# [What the exercise asks]
Your task is to output the data exactly as it stands.

# [Provided data]
====================
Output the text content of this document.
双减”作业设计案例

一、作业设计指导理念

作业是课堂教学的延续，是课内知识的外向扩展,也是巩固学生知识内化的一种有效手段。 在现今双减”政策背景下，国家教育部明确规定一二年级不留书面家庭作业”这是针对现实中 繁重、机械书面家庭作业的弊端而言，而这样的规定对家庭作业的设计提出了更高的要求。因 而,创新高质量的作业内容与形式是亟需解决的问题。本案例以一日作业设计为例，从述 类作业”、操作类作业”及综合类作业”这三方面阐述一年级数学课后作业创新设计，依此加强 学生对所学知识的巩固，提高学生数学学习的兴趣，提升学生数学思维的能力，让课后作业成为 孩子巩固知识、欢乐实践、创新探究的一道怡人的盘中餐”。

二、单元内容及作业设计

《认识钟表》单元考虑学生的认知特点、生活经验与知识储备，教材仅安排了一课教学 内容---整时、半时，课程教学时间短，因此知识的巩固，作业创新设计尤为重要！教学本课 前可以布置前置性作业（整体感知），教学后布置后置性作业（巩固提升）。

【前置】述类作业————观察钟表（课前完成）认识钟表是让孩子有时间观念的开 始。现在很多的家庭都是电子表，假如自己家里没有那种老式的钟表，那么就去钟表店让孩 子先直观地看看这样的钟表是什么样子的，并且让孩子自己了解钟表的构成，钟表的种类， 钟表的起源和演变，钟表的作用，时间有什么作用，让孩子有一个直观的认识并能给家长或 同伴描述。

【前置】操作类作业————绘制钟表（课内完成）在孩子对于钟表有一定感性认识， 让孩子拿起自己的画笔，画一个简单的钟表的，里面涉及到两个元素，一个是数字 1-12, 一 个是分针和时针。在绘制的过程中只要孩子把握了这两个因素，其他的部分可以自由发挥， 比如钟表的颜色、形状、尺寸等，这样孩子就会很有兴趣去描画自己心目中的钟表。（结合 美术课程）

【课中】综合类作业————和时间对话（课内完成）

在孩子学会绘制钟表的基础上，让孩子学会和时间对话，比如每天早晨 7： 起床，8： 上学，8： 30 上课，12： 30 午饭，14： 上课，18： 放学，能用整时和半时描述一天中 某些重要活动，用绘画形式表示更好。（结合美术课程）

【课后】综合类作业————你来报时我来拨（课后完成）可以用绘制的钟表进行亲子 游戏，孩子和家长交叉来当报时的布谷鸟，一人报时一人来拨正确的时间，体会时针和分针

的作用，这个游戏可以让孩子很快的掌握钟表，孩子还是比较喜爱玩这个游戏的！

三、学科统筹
====================
# [Final answer]
Output the text content of this document.
双减”作业设计案例

一、作业设计指导理念

作业是课堂教学的延续，是课内知识的外向扩展,也是巩固学生知识内化的一种有效手段。 在现今双减”政策背景下，国家教育部明确规定一二年级不留书面家庭作业”这是针对现实中 繁重、机械书面家庭作业的弊端而言，而这样的规定对家庭作业的设计提出了更高的要求。因 而,创新高质量的作业内容与形式是亟需解决的问题。本案例以一日作业设计为例，从述 类作业”、操作类作业”及综合类作业”这三方面阐述一年级数学课后作业创新设计，依此加强 学生对所学知识的巩固，提高学生数学学习的兴趣，提升学生数学思维的能力，让课后作业成为 孩子巩固知识、欢乐实践、创新探究的一道怡人的盘中餐”。

二、单元内容及作业设计

《认识钟表》单元考虑学生的认知特点、生活经验与知识储备，教材仅安排了一课教学 内容---整时、半时，课程教学时间短，因此知识的巩固，作业创新设计尤为重要！教学本课 前可以布置前置性作业（整体感知），教学后布置后置性作业（巩固提升）。

【前置】述类作业————观察钟表（课前完成）认识钟表是让孩子有时间观念的开 始。现在很多的家庭都是电子表，假如自己家里没有那种老式的钟表，那么就去钟表店让孩 子先直观地看看这样的钟表是什么样子的，并且让孩子自己了解钟表的构成，钟表的种类， 钟表的起源和演变，钟表的作用，时间有什么作用，让孩子有一个直观的认识并能给家长或 同伴描述。

【前置】操作类作业————绘制钟表（课内完成）在孩子对于钟表有一定感性认识， 让孩子拿起自己的画笔，画一个简单的钟表的，里面涉及到两个元素，一个是数字 1-12, 一 个是分针和时针。在绘制的过程中只要孩子把握了这两个因素，其他的部分可以自由发挥， 比如钟表的颜色、形状、尺寸等，这样孩子就会很有兴趣去描画自己心目中的钟表。（结合 美术课程）

【课中】综合类作业————和时间对话（课内完成）

在孩子学会绘制钟表的基础上，让孩子学会和时间对话，比如每天早晨 7： 起床，8： 上学，8： 30 上课，12： 30 午饭，14： 上课，18： 放学，能用整时和半时描述一天中 某些重要活动，用绘画形式表示更好。（结合美术课程）

【课后】综合类作业————你来报时我来拨（课后完成）可以用绘制的钟表进行亲子 游戏，孩子和家长交叉来当报时的布谷鸟，一人报时一人来拨正确的时间，体会时针和分针

的作用，这个游戏可以让孩子很快的掌握钟表，孩子还是比较喜爱玩这个游戏的！

三、学科统筹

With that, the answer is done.